"""

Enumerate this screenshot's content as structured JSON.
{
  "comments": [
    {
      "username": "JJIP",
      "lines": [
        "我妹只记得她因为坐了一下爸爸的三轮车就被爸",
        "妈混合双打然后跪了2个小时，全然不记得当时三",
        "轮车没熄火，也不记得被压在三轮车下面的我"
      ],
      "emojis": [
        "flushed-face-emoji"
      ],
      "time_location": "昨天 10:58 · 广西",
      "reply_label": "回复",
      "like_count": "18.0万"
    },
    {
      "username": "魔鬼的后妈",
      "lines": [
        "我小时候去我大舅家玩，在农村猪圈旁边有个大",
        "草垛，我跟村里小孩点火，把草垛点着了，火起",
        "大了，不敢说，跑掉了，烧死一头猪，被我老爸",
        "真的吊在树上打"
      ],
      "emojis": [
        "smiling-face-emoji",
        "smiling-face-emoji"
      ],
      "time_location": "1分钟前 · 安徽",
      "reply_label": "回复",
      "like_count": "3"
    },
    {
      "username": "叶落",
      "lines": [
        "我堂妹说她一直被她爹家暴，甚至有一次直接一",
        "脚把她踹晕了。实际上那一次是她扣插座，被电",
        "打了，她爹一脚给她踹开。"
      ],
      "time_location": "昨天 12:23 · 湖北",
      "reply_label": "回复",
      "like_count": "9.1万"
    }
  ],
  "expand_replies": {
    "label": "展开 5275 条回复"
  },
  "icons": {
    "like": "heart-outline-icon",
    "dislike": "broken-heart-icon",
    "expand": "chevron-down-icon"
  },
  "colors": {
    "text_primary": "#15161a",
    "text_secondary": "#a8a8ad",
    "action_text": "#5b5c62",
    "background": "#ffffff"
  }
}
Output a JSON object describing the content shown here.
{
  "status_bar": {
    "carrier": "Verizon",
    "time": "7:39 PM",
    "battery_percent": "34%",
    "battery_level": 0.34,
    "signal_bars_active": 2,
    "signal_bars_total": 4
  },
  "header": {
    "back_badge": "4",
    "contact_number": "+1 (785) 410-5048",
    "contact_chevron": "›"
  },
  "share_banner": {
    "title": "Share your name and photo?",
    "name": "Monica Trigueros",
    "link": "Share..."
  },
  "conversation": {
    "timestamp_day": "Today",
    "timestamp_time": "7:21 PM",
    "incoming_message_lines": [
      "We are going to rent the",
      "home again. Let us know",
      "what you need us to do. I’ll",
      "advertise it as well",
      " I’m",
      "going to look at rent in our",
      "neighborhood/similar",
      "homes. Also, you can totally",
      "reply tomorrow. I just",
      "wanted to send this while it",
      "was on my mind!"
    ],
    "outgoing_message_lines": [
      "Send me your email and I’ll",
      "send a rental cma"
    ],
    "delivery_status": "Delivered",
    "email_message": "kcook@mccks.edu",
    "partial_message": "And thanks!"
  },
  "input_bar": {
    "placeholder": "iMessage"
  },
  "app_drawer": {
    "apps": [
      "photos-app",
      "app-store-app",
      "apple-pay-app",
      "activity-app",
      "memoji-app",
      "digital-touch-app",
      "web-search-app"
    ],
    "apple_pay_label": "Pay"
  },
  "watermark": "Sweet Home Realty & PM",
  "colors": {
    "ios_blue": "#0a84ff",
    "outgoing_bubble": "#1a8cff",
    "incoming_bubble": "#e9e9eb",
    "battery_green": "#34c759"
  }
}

"""

Given instruction: Out of the material above, gather each line where "content" appears.

Task output:
Enumerate this screenshot's content as structured JSON.
Output a JSON object describing the content shown here.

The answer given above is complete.